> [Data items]
╔══

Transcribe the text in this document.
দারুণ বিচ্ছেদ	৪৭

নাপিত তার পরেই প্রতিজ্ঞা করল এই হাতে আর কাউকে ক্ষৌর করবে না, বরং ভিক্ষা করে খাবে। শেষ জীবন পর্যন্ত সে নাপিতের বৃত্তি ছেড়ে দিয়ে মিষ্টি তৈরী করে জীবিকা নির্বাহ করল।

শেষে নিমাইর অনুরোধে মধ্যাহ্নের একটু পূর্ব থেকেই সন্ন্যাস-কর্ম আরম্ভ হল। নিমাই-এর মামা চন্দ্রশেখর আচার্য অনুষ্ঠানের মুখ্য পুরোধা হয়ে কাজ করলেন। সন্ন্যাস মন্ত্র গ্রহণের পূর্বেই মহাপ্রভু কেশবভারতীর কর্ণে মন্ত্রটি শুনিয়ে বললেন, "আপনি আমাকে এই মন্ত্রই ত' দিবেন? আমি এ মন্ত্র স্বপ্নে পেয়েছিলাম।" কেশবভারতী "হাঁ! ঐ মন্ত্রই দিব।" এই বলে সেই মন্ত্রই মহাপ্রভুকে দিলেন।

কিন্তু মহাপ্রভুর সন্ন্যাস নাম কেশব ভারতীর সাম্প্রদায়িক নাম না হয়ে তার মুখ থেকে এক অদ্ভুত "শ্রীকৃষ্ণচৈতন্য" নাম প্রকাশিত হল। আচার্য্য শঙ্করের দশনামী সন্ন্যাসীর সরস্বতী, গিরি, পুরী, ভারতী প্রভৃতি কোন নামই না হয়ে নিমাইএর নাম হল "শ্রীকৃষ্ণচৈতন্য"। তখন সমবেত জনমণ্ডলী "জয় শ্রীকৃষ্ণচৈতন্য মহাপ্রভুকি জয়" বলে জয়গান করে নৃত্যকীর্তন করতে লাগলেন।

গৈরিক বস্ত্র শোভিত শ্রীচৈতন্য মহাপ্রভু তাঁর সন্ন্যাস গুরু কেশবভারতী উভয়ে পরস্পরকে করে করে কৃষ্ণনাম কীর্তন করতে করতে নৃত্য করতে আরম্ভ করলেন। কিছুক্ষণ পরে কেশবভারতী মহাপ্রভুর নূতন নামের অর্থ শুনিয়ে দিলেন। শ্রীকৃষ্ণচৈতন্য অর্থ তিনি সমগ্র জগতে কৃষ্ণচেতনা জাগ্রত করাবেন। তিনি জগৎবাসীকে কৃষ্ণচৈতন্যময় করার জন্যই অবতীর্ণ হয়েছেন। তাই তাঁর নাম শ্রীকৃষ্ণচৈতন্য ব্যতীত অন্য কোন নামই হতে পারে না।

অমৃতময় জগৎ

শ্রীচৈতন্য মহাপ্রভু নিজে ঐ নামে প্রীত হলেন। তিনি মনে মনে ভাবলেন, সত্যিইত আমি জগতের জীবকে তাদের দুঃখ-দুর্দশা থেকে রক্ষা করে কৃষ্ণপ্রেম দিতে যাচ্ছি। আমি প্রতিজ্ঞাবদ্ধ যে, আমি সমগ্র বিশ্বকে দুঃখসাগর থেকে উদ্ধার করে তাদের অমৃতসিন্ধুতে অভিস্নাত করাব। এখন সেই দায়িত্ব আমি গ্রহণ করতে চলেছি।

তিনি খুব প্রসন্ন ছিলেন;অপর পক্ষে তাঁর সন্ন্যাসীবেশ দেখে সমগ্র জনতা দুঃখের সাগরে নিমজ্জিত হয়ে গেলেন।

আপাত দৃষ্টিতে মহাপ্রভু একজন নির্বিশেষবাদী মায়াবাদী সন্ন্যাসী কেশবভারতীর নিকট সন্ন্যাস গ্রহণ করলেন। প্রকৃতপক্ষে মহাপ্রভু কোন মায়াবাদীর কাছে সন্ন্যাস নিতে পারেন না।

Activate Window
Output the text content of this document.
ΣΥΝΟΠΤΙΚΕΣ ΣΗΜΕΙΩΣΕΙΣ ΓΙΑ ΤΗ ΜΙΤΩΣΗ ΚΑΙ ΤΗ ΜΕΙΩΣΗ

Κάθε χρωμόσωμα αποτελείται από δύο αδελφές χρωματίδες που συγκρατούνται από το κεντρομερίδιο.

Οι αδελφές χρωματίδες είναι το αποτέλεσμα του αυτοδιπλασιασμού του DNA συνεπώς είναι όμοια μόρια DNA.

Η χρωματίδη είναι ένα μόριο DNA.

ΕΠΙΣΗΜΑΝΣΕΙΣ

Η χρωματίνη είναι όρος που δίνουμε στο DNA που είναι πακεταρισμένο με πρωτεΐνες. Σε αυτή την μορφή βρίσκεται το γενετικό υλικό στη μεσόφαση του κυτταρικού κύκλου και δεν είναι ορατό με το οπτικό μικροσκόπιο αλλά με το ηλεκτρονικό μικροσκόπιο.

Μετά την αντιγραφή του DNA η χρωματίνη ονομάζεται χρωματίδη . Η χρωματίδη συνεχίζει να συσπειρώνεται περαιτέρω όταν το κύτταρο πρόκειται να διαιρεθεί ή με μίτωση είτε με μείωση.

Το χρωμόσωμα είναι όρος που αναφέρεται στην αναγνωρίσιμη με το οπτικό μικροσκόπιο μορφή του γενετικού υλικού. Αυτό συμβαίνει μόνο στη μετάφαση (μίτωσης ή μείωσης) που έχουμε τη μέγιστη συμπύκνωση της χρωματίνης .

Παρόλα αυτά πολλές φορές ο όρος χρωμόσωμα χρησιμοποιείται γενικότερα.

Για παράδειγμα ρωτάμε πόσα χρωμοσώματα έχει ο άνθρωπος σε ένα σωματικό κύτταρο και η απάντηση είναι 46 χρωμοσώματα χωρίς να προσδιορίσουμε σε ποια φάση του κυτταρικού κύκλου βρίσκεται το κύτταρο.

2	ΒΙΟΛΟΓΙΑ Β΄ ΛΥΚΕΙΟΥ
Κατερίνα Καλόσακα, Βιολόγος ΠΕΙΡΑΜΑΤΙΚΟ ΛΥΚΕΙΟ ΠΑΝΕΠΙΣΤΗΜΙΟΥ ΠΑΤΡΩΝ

╚══

> [Set task] Each line above is to be repeated exactly.

> [Exercise output]
Transcribe the text in this document.
দারুণ বিচ্ছেদ	৪৭

নাপিত তার পরেই প্রতিজ্ঞা করল এই হাতে আর কাউকে ক্ষৌর করবে না, বরং ভিক্ষা করে খাবে। শেষ জীবন পর্যন্ত সে নাপিতের বৃত্তি ছেড়ে দিয়ে মিষ্টি তৈরী করে জীবিকা নির্বাহ করল।

শেষে নিমাইর অনুরোধে মধ্যাহ্নের একটু পূর্ব থেকেই সন্ন্যাস-কর্ম আরম্ভ হল। নিমাই-এর মামা চন্দ্রশেখর আচার্য অনুষ্ঠানের মুখ্য পুরোধা হয়ে কাজ করলেন। সন্ন্যাস মন্ত্র গ্রহণের পূর্বেই মহাপ্রভু কেশবভারতীর কর্ণে মন্ত্রটি শুনিয়ে বললেন, "আপনি আমাকে এই মন্ত্রই ত' দিবেন? আমি এ মন্ত্র স্বপ্নে পেয়েছিলাম।" কেশবভারতী "হাঁ! ঐ মন্ত্রই দিব।" এই বলে সেই মন্ত্রই মহাপ্রভুকে দিলেন।

কিন্তু মহাপ্রভুর সন্ন্যাস নাম কেশব ভারতীর সাম্প্রদায়িক নাম না হয়ে তার মুখ থেকে এক অদ্ভুত "শ্রীকৃষ্ণচৈতন্য" নাম প্রকাশিত হল। আচার্য্য শঙ্করের দশনামী সন্ন্যাসীর সরস্বতী, গিরি, পুরী, ভারতী প্রভৃতি কোন নামই না হয়ে নিমাইএর নাম হল "শ্রীকৃষ্ণচৈতন্য"। তখন সমবেত জনমণ্ডলী "জয় শ্রীকৃষ্ণচৈতন্য মহাপ্রভুকি জয়" বলে জয়গান করে নৃত্যকীর্তন করতে লাগলেন।

গৈরিক বস্ত্র শোভিত শ্রীচৈতন্য মহাপ্রভু তাঁর সন্ন্যাস গুরু কেশবভারতী উভয়ে পরস্পরকে করে করে কৃষ্ণনাম কীর্তন করতে করতে নৃত্য করতে আরম্ভ করলেন। কিছুক্ষণ পরে কেশবভারতী মহাপ্রভুর নূতন নামের অর্থ শুনিয়ে দিলেন। শ্রীকৃষ্ণচৈতন্য অর্থ তিনি সমগ্র জগতে কৃষ্ণচেতনা জাগ্রত করাবেন। তিনি জগৎবাসীকে কৃষ্ণচৈতন্যময় করার জন্যই অবতীর্ণ হয়েছেন। তাই তাঁর নাম শ্রীকৃষ্ণচৈতন্য ব্যতীত অন্য কোন নামই হতে পারে না।

অমৃতময় জগৎ

শ্রীচৈতন্য মহাপ্রভু নিজে ঐ নামে প্রীত হলেন। তিনি মনে মনে ভাবলেন, সত্যিইত আমি জগতের জীবকে তাদের দুঃখ-দুর্দশা থেকে রক্ষা করে কৃষ্ণপ্রেম দিতে যাচ্ছি। আমি প্রতিজ্ঞাবদ্ধ যে, আমি সমগ্র বিশ্বকে দুঃখসাগর থেকে উদ্ধার করে তাদের অমৃতসিন্ধুতে অভিস্নাত করাব। এখন সেই দায়িত্ব আমি গ্রহণ করতে চলেছি।

তিনি খুব প্রসন্ন ছিলেন;অপর পক্ষে তাঁর সন্ন্যাসীবেশ দেখে সমগ্র জনতা দুঃখের সাগরে নিমজ্জিত হয়ে গেলেন।

আপাত দৃষ্টিতে মহাপ্রভু একজন নির্বিশেষবাদী মায়াবাদী সন্ন্যাসী কেশবভারতীর নিকট সন্ন্যাস গ্রহণ করলেন। প্রকৃতপক্ষে মহাপ্রভু কোন মায়াবাদীর কাছে সন্ন্যাস নিতে পারেন না।

Activate Window
Output the text content of this document.
ΣΥΝΟΠΤΙΚΕΣ ΣΗΜΕΙΩΣΕΙΣ ΓΙΑ ΤΗ ΜΙΤΩΣΗ ΚΑΙ ΤΗ ΜΕΙΩΣΗ

Κάθε χρωμόσωμα αποτελείται από δύο αδελφές χρωματίδες που συγκρατούνται από το κεντρομερίδιο.

Οι αδελφές χρωματίδες είναι το αποτέλεσμα του αυτοδιπλασιασμού του DNA συνεπώς είναι όμοια μόρια DNA.

Η χρωματίδη είναι ένα μόριο DNA.

ΕΠΙΣΗΜΑΝΣΕΙΣ

Η χρωματίνη είναι όρος που δίνουμε στο DNA που είναι πακεταρισμένο με πρωτεΐνες. Σε αυτή την μορφή βρίσκεται το γενετικό υλικό στη μεσόφαση του κυτταρικού κύκλου και δεν είναι ορατό με το οπτικό μικροσκόπιο αλλά με το ηλεκτρονικό μικροσκόπιο.

Μετά την αντιγραφή του DNA η χρωματίνη ονομάζεται χρωματίδη . Η χρωματίδη συνεχίζει να συσπειρώνεται περαιτέρω όταν το κύτταρο πρόκειται να διαιρεθεί ή με μίτωση είτε με μείωση.

Το χρωμόσωμα είναι όρος που αναφέρεται στην αναγνωρίσιμη με το οπτικό μικροσκόπιο μορφή του γενετικού υλικού. Αυτό συμβαίνει μόνο στη μετάφαση (μίτωσης ή μείωσης) που έχουμε τη μέγιστη συμπύκνωση της χρωματίνης .

Παρόλα αυτά πολλές φορές ο όρος χρωμόσωμα χρησιμοποιείται γενικότερα.

Για παράδειγμα ρωτάμε πόσα χρωμοσώματα έχει ο άνθρωπος σε ένα σωματικό κύτταρο και η απάντηση είναι 46 χρωμοσώματα χωρίς να προσδιορίσουμε σε ποια φάση του κυτταρικού κύκλου βρίσκεται το κύτταρο.

2	ΒΙΟΛΟΓΙΑ Β΄ ΛΥΚΕΙΟΥ
Κατερίνα Καλόσακα, Βιολόγος ΠΕΙΡΑΜΑΤΙΚΟ ΛΥΚΕΙΟ ΠΑΝΕΠΙΣΤΗΜΙΟΥ ΠΑΤΡΩΝ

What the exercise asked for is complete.